▶ **WHAT THIS TASK INVOLVES**: Could you output each line of the data that follows exactly?

___ SUPPLIED DATA ___

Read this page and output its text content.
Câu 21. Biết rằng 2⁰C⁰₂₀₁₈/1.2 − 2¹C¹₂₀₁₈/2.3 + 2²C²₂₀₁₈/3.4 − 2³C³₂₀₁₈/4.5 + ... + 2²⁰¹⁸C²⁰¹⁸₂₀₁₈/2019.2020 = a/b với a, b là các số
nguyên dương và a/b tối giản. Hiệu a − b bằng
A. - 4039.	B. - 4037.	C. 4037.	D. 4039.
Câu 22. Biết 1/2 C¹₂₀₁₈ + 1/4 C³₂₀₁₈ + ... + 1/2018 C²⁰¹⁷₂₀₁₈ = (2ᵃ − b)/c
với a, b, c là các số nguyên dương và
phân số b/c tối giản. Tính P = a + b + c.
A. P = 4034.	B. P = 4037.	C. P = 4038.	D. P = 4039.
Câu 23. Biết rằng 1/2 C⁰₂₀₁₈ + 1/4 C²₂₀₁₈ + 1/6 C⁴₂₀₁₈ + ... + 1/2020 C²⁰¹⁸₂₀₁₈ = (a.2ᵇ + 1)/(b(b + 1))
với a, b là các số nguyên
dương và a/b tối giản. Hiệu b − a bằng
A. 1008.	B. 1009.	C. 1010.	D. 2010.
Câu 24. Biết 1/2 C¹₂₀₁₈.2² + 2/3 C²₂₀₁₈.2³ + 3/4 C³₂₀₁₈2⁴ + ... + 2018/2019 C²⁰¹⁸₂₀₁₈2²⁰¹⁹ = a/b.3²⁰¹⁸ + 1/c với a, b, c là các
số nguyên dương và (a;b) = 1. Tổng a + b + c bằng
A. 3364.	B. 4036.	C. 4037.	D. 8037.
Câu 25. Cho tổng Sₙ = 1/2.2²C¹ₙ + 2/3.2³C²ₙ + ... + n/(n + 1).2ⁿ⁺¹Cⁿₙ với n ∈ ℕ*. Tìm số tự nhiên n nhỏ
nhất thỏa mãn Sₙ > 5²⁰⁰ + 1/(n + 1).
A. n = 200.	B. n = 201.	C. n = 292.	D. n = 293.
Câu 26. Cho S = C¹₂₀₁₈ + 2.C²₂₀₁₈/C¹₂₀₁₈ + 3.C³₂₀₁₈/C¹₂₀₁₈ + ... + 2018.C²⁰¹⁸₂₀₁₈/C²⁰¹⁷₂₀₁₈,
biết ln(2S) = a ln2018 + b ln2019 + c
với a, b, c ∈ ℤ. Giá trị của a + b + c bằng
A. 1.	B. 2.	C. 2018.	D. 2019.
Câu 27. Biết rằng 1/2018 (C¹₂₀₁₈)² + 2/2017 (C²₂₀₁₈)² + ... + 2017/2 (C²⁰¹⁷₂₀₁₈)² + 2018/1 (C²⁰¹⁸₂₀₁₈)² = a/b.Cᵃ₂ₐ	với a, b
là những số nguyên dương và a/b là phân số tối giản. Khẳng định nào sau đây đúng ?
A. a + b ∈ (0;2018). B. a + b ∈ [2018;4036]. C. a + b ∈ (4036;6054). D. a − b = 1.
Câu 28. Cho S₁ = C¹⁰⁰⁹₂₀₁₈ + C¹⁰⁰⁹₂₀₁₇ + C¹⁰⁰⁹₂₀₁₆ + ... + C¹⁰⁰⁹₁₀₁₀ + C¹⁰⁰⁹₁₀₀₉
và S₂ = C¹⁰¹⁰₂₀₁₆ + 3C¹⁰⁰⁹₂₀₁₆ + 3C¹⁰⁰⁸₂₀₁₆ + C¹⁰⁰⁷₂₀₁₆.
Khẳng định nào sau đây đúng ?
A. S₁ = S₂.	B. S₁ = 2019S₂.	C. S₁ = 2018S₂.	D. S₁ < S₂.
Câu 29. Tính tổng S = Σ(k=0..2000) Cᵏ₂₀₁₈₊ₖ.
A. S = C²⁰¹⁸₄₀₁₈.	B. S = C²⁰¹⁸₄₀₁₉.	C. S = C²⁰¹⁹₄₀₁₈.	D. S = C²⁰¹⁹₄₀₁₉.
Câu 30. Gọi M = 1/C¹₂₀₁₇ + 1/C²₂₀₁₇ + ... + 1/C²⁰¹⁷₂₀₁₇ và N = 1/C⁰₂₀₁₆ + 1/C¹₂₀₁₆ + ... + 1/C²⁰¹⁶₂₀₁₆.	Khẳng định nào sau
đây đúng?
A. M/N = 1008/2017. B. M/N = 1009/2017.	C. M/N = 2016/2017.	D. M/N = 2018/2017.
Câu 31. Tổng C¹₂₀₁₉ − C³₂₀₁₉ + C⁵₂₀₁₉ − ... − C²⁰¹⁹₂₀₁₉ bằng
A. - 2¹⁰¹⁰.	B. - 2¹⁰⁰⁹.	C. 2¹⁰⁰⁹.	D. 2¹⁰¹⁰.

___

▶ **COMPLETE ANSWER**:
Read this page and output its text content.
Câu 21. Biết rằng 2⁰C⁰₂₀₁₈/1.2 − 2¹C¹₂₀₁₈/2.3 + 2²C²₂₀₁₈/3.4 − 2³C³₂₀₁₈/4.5 + ... + 2²⁰¹⁸C²⁰¹⁸₂₀₁₈/2019.2020 = a/b với a, b là các số
nguyên dương và a/b tối giản. Hiệu a − b bằng
A. - 4039.	B. - 4037.	C. 4037.	D. 4039.
Câu 22. Biết 1/2 C¹₂₀₁₈ + 1/4 C³₂₀₁₈ + ... + 1/2018 C²⁰¹⁷₂₀₁₈ = (2ᵃ − b)/c
với a, b, c là các số nguyên dương và
phân số b/c tối giản. Tính P = a + b + c.
A. P = 4034.	B. P = 4037.	C. P = 4038.	D. P = 4039.
Câu 23. Biết rằng 1/2 C⁰₂₀₁₈ + 1/4 C²₂₀₁₈ + 1/6 C⁴₂₀₁₈ + ... + 1/2020 C²⁰¹⁸₂₀₁₈ = (a.2ᵇ + 1)/(b(b + 1))
với a, b là các số nguyên
dương và a/b tối giản. Hiệu b − a bằng
A. 1008.	B. 1009.	C. 1010.	D. 2010.
Câu 24. Biết 1/2 C¹₂₀₁₈.2² + 2/3 C²₂₀₁₈.2³ + 3/4 C³₂₀₁₈2⁴ + ... + 2018/2019 C²⁰¹⁸₂₀₁₈2²⁰¹⁹ = a/b.3²⁰¹⁸ + 1/c với a, b, c là các
số nguyên dương và (a;b) = 1. Tổng a + b + c bằng
A. 3364.	B. 4036.	C. 4037.	D. 8037.
Câu 25. Cho tổng Sₙ = 1/2.2²C¹ₙ + 2/3.2³C²ₙ + ... + n/(n + 1).2ⁿ⁺¹Cⁿₙ với n ∈ ℕ*. Tìm số tự nhiên n nhỏ
nhất thỏa mãn Sₙ > 5²⁰⁰ + 1/(n + 1).
A. n = 200.	B. n = 201.	C. n = 292.	D. n = 293.
Câu 26. Cho S = C¹₂₀₁₈ + 2.C²₂₀₁₈/C¹₂₀₁₈ + 3.C³₂₀₁₈/C¹₂₀₁₈ + ... + 2018.C²⁰¹⁸₂₀₁₈/C²⁰¹⁷₂₀₁₈,
biết ln(2S) = a ln2018 + b ln2019 + c
với a, b, c ∈ ℤ. Giá trị của a + b + c bằng
A. 1.	B. 2.	C. 2018.	D. 2019.
Câu 27. Biết rằng 1/2018 (C¹₂₀₁₈)² + 2/2017 (C²₂₀₁₈)² + ... + 2017/2 (C²⁰¹⁷₂₀₁₈)² + 2018/1 (C²⁰¹⁸₂₀₁₈)² = a/b.Cᵃ₂ₐ	với a, b
là những số nguyên dương và a/b là phân số tối giản. Khẳng định nào sau đây đúng ?
A. a + b ∈ (0;2018). B. a + b ∈ [2018;4036]. C. a + b ∈ (4036;6054). D. a − b = 1.
Câu 28. Cho S₁ = C¹⁰⁰⁹₂₀₁₈ + C¹⁰⁰⁹₂₀₁₇ + C¹⁰⁰⁹₂₀₁₆ + ... + C¹⁰⁰⁹₁₀₁₀ + C¹⁰⁰⁹₁₀₀₉
và S₂ = C¹⁰¹⁰₂₀₁₆ + 3C¹⁰⁰⁹₂₀₁₆ + 3C¹⁰⁰⁸₂₀₁₆ + C¹⁰⁰⁷₂₀₁₆.
Khẳng định nào sau đây đúng ?
A. S₁ = S₂.	B. S₁ = 2019S₂.	C. S₁ = 2018S₂.	D. S₁ < S₂.
Câu 29. Tính tổng S = Σ(k=0..2000) Cᵏ₂₀₁₈₊ₖ.
A. S = C²⁰¹⁸₄₀₁₈.	B. S = C²⁰¹⁸₄₀₁₉.	C. S = C²⁰¹⁹₄₀₁₈.	D. S = C²⁰¹⁹₄₀₁₉.
Câu 30. Gọi M = 1/C¹₂₀₁₇ + 1/C²₂₀₁₇ + ... + 1/C²⁰¹⁷₂₀₁₇ và N = 1/C⁰₂₀₁₆ + 1/C¹₂₀₁₆ + ... + 1/C²⁰¹⁶₂₀₁₆.	Khẳng định nào sau
đây đúng?
A. M/N = 1008/2017. B. M/N = 1009/2017.	C. M/N = 2016/2017.	D. M/N = 2018/2017.
Câu 31. Tổng C¹₂₀₁₉ − C³₂₀₁₉ + C⁵₂₀₁₉ − ... − C²⁰¹⁹₂₀₁₉ bằng
A. - 2¹⁰¹⁰.	B. - 2¹⁰⁰⁹.	C. 2¹⁰⁰⁹.	D. 2¹⁰¹⁰.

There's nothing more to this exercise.